SHORT PROBLEM
Say how many lines include the word "nostre". Reply with nothing but the number.

INPUT
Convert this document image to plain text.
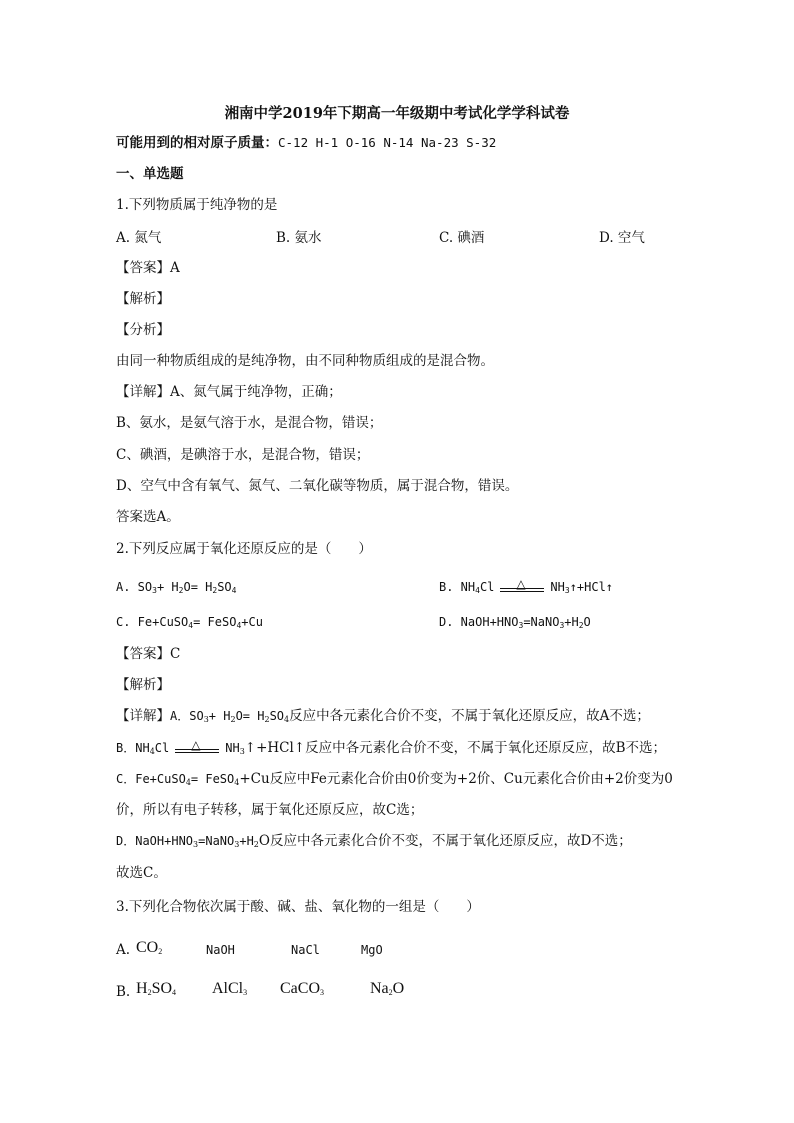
湘南中学2019年下期高一年级期中考试化学学科试卷
可能用到的相对原子质量：C-12 H-1 O-16 N-14 Na-23 S-32
一、单选题
1.下列物质属于纯净物的是
A. 氮气	B. 氨水	C. 碘酒	D. 空气
【答案】A
【解析】
【分析】
由同一种物质组成的是纯净物，由不同种物质组成的是混合物。
【详解】A、氮气属于纯净物，正确；
B、氨水，是氨气溶于水，是混合物，错误；
C、碘酒，是碘溶于水，是混合物，错误；
D、空气中含有氧气、氮气、二氧化碳等物质，属于混合物，错误。
答案选A。
2.下列反应属于氧化还原反应的是（　　）
A. $SO_3+ H_2O= H_2SO_4$	B. $NH_4Cl$ △ $NH_3↑+HCl↑$
C. Fe+CuSO$_4$= FeSO$_4$+Cu	D. $NaOH+HNO_3=NaNO_3+H_2O$
【答案】C
【解析】
【详解】A．$SO_3+ H_2O= H_2SO_4$反应中各元素化合价不变，不属于氧化还原反应，故A不选；
B．$NH_4Cl$ △ $NH_3↑+HCl↑$反应中各元素化合价不变，不属于氧化还原反应，故B不选；
C．Fe+CuSO$_4$= FeSO$_4$+Cu反应中Fe元素化合价由0价变为+2价、Cu元素化合价由+2价变为0
价，所以有电子转移，属于氧化还原反应，故C选；
D．$NaOH+HNO_3=NaNO_3+H_2O$反应中各元素化合价不变，不属于氧化还原反应，故D不选；
故选C。
3.下列化合物依次属于酸、碱、盐、氧化物的一组是（　　）
A. $CO_2$	NaOH	NaCl	MgO
B. $H_2SO_4$ AlCl$_3$ CaCO$_3$	$Na_2O$
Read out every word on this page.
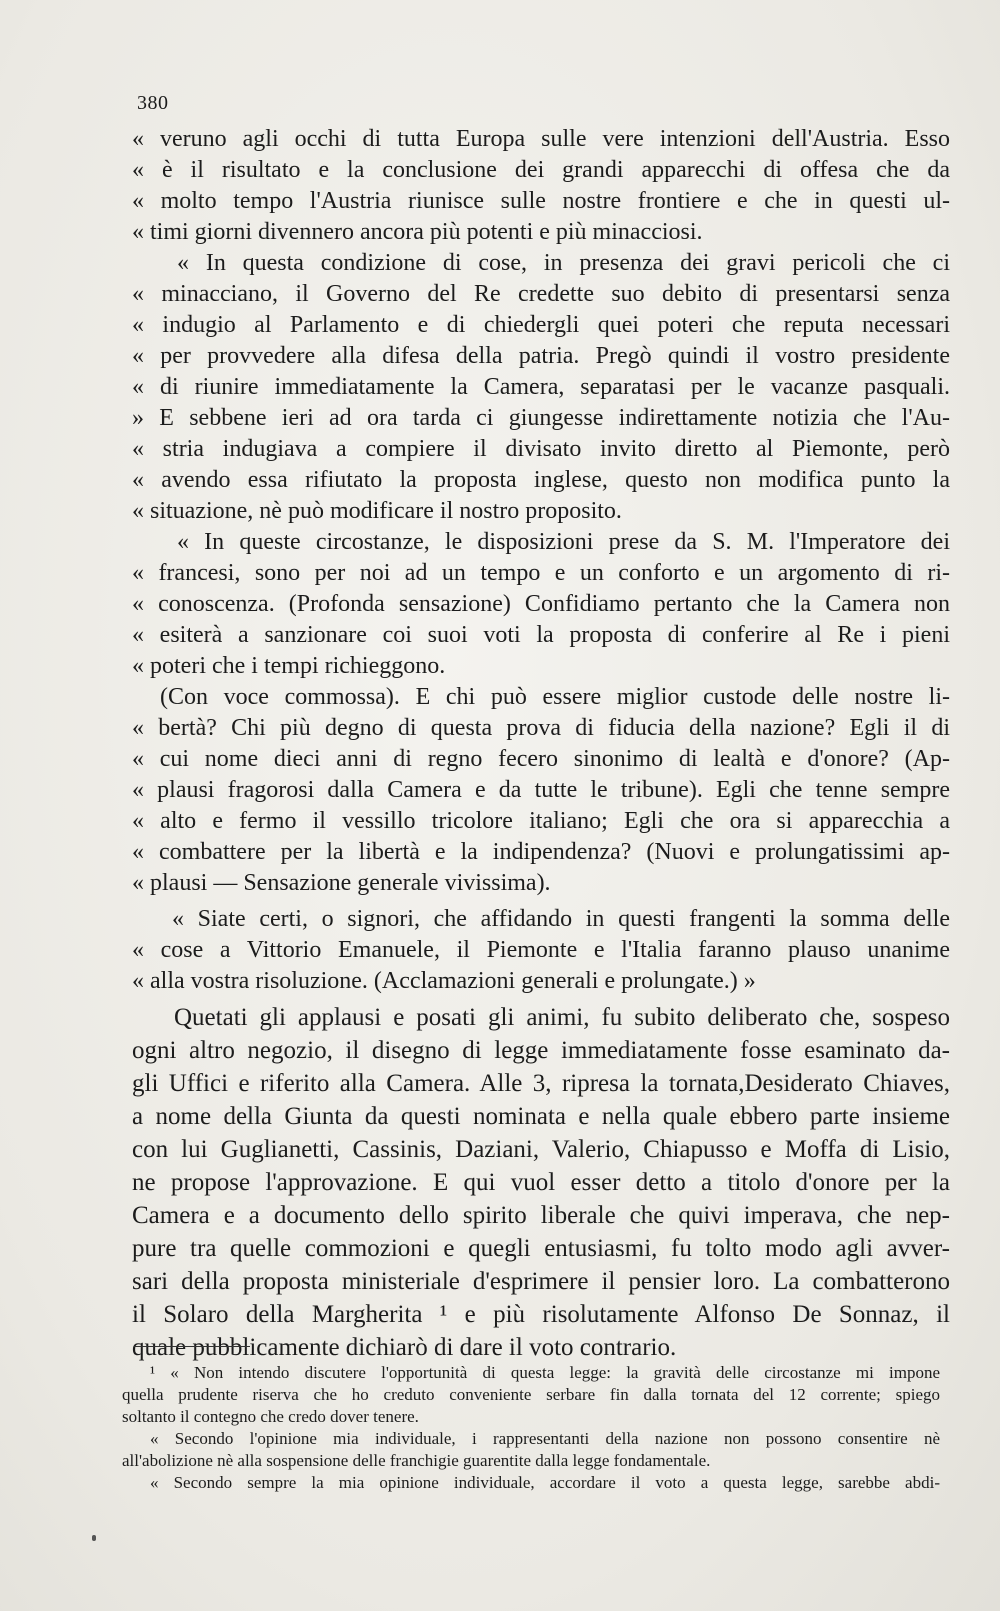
380
« veruno agli occhi di tutta Europa sulle vere intenzioni dell'Austria. Esso
« è il risultato e la conclusione dei grandi apparecchi di offesa che da
« molto tempo l'Austria riunisce sulle nostre frontiere e che in questi ul-
« timi giorni divennero ancora più potenti e più minacciosi.
« In questa condizione di cose, in presenza dei gravi pericoli che ci
« minacciano, il Governo del Re credette suo debito di presentarsi senza
« indugio al Parlamento e di chiedergli quei poteri che reputa necessari
« per provvedere alla difesa della patria. Pregò quindi il vostro presidente
« di riunire immediatamente la Camera, separatasi per le vacanze pasquali.
» E sebbene ieri ad ora tarda ci giungesse indirettamente notizia che l'Au-
« stria indugiava a compiere il divisato invito diretto al Piemonte, però
« avendo essa rifiutato la proposta inglese, questo non modifica punto la
« situazione, nè può modificare il nostro proposito.
« In queste circostanze, le disposizioni prese da S. M. l'Imperatore dei
« francesi, sono per noi ad un tempo e un conforto e un argomento di ri-
« conoscenza. (Profonda sensazione) Confidiamo pertanto che la Camera non
« esiterà a sanzionare coi suoi voti la proposta di conferire al Re i pieni
« poteri che i tempi richieggono.
(Con voce commossa). E chi può essere miglior custode delle nostre li-
« bertà? Chi più degno di questa prova di fiducia della nazione? Egli il di
« cui nome dieci anni di regno fecero sinonimo di lealtà e d'onore? (Ap-
« plausi fragorosi dalla Camera e da tutte le tribune). Egli che tenne sempre
« alto e fermo il vessillo tricolore italiano; Egli che ora si apparecchia a
« combattere per la libertà e la indipendenza? (Nuovi e prolungatissimi ap-
« plausi — Sensazione generale vivissima).
« Siate certi, o signori, che affidando in questi frangenti la somma delle
« cose a Vittorio Emanuele, il Piemonte e l'Italia faranno plauso unanime
« alla vostra risoluzione. (Acclamazioni generali e prolungate.) »
Quetati gli applausi e posati gli animi, fu subito deliberato che, sospeso
ogni altro negozio, il disegno di legge immediatamente fosse esaminato da-
gli Uffici e riferito alla Camera. Alle 3, ripresa la tornata,Desiderato Chiaves,
a nome della Giunta da questi nominata e nella quale ebbero parte insieme
con lui Guglianetti, Cassinis, Daziani, Valerio, Chiapusso e Moffa di Lisio,
ne propose l'approvazione. E qui vuol esser detto a titolo d'onore per la
Camera e a documento dello spirito liberale che quivi imperava, che nep-
pure tra quelle commozioni e quegli entusiasmi, fu tolto modo agli avver-
sari della proposta ministeriale d'esprimere il pensier loro. La combatterono
il Solaro della Margherita ¹ e più risolutamente Alfonso De Sonnaz, il
quale pubblicamente dichiarò di dare il voto contrario.
¹ « Non intendo discutere l'opportunità di questa legge: la gravità delle circostanze mi impone
quella prudente riserva che ho creduto conveniente serbare fin dalla tornata del 12 corrente; spiego
soltanto il contegno che credo dover tenere.
« Secondo l'opinione mia individuale, i rappresentanti della nazione non possono consentire nè
all'abolizione nè alla sospensione delle franchigie guarentite dalla legge fondamentale.
« Secondo sempre la mia opinione individuale, accordare il voto a questa legge, sarebbe abdi-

THE COMPLETED TASK
2